__WRITTEN REQUEST__.
Filter the entries that follow, copying every line in which the word "this" appears.

════════

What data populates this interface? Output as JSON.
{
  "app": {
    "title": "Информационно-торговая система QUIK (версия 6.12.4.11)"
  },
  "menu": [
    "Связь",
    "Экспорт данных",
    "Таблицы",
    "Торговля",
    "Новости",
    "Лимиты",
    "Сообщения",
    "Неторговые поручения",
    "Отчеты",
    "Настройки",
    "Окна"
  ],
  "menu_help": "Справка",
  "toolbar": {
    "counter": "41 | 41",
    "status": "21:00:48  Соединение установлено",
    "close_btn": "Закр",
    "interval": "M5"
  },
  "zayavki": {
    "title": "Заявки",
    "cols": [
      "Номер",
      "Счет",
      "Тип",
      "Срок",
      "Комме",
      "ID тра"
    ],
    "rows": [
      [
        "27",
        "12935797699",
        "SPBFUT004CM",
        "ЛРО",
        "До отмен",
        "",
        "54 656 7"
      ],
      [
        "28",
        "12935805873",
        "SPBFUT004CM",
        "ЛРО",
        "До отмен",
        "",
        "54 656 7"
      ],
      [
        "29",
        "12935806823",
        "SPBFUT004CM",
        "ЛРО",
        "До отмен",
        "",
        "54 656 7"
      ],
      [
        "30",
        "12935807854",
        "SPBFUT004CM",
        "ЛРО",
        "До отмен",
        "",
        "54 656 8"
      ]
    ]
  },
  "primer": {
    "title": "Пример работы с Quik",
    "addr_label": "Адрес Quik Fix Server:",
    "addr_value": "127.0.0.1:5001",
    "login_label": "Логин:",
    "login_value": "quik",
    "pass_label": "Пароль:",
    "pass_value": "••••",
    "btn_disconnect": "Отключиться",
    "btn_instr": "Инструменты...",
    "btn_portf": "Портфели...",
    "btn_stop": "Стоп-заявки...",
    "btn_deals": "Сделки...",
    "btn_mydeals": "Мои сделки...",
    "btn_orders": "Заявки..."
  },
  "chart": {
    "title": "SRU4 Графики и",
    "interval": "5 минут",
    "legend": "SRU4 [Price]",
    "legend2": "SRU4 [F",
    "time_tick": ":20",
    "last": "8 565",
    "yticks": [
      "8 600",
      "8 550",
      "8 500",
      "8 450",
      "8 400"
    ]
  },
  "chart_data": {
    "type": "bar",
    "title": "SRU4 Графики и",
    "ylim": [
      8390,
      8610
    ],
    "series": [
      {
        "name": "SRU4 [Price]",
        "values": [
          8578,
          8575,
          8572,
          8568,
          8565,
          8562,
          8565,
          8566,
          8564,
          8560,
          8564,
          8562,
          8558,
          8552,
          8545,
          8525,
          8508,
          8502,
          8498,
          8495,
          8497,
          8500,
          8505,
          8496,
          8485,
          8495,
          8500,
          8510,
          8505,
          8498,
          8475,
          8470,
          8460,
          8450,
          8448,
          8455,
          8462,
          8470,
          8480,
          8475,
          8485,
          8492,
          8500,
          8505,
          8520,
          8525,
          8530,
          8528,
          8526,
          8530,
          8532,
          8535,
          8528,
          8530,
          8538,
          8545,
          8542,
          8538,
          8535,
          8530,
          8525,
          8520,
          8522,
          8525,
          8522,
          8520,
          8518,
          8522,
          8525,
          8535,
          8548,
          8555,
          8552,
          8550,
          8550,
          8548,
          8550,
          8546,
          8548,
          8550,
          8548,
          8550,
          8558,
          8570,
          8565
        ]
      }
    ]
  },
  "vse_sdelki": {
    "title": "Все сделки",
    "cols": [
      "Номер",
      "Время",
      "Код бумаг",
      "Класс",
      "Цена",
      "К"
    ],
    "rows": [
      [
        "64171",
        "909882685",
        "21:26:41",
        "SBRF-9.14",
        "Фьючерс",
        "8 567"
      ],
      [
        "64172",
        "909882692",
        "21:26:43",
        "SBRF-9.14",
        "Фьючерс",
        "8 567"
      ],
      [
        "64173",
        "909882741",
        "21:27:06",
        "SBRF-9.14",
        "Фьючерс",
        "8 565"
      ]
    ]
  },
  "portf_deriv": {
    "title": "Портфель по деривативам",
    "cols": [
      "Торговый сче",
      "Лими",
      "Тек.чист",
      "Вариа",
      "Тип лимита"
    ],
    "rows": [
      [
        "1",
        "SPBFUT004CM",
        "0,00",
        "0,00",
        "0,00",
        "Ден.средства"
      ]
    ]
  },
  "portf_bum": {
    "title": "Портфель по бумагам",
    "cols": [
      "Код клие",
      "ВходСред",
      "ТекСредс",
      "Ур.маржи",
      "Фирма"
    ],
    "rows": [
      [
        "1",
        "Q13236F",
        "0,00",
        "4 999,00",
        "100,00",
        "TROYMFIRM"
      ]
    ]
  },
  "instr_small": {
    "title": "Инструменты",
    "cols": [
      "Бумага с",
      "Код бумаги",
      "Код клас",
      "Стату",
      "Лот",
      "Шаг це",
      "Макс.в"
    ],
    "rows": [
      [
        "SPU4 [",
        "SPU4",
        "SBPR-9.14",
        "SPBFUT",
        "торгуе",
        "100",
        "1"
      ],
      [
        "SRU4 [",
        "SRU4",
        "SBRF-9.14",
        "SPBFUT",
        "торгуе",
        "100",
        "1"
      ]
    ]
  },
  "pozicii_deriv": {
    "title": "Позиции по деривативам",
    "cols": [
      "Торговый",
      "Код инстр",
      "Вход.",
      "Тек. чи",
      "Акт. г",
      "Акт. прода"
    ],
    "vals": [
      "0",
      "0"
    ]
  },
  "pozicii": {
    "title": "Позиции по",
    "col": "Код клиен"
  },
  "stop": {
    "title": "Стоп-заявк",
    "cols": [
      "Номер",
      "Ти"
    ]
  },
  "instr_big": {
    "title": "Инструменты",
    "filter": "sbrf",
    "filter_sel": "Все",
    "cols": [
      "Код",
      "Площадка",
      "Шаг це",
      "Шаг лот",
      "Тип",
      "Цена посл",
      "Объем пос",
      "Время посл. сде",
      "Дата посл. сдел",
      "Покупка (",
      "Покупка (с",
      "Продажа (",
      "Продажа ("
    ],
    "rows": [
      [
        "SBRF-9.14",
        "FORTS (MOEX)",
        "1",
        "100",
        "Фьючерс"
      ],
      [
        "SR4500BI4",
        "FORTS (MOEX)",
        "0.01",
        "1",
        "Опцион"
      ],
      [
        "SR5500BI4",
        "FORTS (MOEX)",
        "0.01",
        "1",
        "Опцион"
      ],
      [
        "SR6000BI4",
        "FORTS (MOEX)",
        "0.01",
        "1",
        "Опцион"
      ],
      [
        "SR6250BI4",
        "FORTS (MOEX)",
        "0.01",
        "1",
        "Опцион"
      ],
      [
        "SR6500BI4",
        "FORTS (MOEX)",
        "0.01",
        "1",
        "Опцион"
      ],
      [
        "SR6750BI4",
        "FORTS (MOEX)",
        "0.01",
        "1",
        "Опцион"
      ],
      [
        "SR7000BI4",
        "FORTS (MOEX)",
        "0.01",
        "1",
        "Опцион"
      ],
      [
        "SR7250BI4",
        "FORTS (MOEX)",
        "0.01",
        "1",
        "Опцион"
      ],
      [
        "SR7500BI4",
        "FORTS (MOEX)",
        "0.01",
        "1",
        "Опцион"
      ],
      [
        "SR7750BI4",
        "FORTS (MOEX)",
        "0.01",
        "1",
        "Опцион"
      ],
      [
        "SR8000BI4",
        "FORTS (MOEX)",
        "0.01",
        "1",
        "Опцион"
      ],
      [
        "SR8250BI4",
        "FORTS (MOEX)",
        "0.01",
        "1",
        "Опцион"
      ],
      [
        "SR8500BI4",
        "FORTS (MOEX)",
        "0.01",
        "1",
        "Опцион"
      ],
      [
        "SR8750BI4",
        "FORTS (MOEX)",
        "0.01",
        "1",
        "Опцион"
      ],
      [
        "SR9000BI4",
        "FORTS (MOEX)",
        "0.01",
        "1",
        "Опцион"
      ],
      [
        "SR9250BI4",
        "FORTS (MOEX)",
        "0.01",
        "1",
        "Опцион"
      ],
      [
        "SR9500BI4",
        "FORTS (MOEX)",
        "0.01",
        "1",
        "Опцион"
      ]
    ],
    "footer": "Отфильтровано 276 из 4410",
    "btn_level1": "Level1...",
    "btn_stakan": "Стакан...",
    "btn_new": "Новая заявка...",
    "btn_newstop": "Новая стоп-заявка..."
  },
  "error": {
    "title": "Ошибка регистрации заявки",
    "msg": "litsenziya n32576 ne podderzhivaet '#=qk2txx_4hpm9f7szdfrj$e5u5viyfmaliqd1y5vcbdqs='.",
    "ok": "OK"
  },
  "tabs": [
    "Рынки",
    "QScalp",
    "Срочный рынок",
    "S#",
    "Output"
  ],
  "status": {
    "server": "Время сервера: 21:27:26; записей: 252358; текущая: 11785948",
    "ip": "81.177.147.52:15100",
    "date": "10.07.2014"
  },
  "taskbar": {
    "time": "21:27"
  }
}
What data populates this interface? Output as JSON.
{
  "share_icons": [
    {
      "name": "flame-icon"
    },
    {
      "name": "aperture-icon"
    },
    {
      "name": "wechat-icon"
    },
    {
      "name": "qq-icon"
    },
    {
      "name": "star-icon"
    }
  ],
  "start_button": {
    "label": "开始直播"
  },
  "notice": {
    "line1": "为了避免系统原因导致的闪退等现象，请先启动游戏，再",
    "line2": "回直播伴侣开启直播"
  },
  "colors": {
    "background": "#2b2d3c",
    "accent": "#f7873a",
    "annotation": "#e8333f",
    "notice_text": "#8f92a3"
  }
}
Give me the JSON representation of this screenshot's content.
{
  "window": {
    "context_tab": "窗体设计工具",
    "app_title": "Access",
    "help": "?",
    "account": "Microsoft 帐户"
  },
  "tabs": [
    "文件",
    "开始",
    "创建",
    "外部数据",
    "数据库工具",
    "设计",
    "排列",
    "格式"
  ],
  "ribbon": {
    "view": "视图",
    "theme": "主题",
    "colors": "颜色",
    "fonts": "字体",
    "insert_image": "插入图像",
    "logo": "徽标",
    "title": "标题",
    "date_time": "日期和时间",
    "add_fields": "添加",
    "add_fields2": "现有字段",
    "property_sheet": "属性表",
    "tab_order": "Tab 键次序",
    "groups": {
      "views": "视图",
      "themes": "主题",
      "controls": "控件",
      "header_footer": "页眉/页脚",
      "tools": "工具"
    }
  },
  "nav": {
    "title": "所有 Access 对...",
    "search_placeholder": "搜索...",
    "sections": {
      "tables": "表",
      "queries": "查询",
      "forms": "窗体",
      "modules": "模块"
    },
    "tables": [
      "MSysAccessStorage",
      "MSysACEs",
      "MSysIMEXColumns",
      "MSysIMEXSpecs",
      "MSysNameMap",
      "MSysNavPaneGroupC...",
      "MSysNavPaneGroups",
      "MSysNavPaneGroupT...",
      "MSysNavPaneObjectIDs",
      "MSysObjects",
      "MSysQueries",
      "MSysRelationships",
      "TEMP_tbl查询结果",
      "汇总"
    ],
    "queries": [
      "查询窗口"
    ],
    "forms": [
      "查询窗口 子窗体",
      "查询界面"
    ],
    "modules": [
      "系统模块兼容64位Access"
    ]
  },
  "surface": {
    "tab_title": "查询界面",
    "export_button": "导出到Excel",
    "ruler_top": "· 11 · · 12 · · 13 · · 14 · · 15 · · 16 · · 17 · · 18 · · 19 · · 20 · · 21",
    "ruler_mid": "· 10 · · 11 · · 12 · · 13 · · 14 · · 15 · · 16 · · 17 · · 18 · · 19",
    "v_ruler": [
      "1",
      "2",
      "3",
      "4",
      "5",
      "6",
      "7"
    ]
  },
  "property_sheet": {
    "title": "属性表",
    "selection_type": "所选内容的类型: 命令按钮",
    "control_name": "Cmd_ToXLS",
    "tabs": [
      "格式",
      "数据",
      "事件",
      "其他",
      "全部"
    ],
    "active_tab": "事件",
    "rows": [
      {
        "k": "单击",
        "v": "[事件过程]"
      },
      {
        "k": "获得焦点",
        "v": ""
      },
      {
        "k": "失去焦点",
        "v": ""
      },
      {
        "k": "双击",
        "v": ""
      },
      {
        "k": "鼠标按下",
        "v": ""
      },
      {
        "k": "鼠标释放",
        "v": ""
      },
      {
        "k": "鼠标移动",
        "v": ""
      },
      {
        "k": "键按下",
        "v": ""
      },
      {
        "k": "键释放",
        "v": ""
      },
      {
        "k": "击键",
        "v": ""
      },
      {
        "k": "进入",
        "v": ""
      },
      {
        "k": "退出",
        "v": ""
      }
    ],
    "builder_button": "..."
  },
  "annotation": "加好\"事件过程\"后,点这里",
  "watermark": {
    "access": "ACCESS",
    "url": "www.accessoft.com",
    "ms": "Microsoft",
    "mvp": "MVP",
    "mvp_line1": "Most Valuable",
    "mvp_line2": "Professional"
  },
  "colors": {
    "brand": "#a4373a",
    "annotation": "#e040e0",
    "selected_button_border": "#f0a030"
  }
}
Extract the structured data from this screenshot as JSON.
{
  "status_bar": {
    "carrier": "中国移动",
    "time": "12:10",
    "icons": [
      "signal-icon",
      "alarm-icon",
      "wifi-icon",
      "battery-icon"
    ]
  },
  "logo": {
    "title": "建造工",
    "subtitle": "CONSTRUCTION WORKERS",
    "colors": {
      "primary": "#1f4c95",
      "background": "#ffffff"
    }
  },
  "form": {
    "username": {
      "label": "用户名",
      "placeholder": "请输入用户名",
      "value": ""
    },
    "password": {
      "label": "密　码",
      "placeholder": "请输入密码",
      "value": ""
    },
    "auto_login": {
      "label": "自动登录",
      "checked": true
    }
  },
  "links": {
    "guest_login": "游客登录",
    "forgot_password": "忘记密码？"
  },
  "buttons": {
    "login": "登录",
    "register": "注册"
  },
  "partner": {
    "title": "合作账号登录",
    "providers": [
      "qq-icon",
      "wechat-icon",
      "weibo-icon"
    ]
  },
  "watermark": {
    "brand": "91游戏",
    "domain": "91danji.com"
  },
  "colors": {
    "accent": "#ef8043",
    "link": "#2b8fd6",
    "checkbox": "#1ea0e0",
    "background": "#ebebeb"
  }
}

════════

__EXERCISE SOLUTION__.
What data populates this interface? Output as JSON.
What data populates this interface? Output as JSON.
Give me the JSON representation of this screenshot's content.
Extract the structured data from this screenshot as JSON.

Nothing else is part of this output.